WHAT THE TASK ASKS:
Repeat the records below exactly.

INFORMATION PROVIDED:
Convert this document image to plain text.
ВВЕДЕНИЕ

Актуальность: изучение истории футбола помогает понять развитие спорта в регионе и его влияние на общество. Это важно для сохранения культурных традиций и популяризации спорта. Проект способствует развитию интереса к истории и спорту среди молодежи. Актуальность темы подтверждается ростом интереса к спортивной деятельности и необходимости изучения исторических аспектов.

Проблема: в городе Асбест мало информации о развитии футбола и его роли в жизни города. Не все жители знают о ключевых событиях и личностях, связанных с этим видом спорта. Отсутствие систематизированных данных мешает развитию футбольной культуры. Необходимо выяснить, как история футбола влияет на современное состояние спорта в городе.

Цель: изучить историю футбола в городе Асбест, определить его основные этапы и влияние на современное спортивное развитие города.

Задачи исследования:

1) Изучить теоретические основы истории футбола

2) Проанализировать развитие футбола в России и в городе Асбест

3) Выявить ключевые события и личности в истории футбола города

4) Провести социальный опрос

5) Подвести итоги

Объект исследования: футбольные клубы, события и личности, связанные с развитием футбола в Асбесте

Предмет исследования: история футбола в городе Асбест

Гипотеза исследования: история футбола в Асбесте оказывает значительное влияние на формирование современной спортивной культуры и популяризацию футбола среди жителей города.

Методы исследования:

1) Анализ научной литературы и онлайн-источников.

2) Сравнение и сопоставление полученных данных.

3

EXERCISE RESULT:
Convert this document image to plain text.
ВВЕДЕНИЕ

Актуальность: изучение истории футбола помогает понять развитие спорта в регионе и его влияние на общество. Это важно для сохранения культурных традиций и популяризации спорта. Проект способствует развитию интереса к истории и спорту среди молодежи. Актуальность темы подтверждается ростом интереса к спортивной деятельности и необходимости изучения исторических аспектов.

Проблема: в городе Асбест мало информации о развитии футбола и его роли в жизни города. Не все жители знают о ключевых событиях и личностях, связанных с этим видом спорта. Отсутствие систематизированных данных мешает развитию футбольной культуры. Необходимо выяснить, как история футбола влияет на современное состояние спорта в городе.

Цель: изучить историю футбола в городе Асбест, определить его основные этапы и влияние на современное спортивное развитие города.

Задачи исследования:

1) Изучить теоретические основы истории футбола

2) Проанализировать развитие футбола в России и в городе Асбест

3) Выявить ключевые события и личности в истории футбола города

4) Провести социальный опрос

5) Подвести итоги

Объект исследования: футбольные клубы, события и личности, связанные с развитием футбола в Асбесте

Предмет исследования: история футбола в городе Асбест

Гипотеза исследования: история футбола в Асбесте оказывает значительное влияние на формирование современной спортивной культуры и популяризацию футбола среди жителей города.

Методы исследования:

1) Анализ научной литературы и онлайн-источников.

2) Сравнение и сопоставление полученных данных.

3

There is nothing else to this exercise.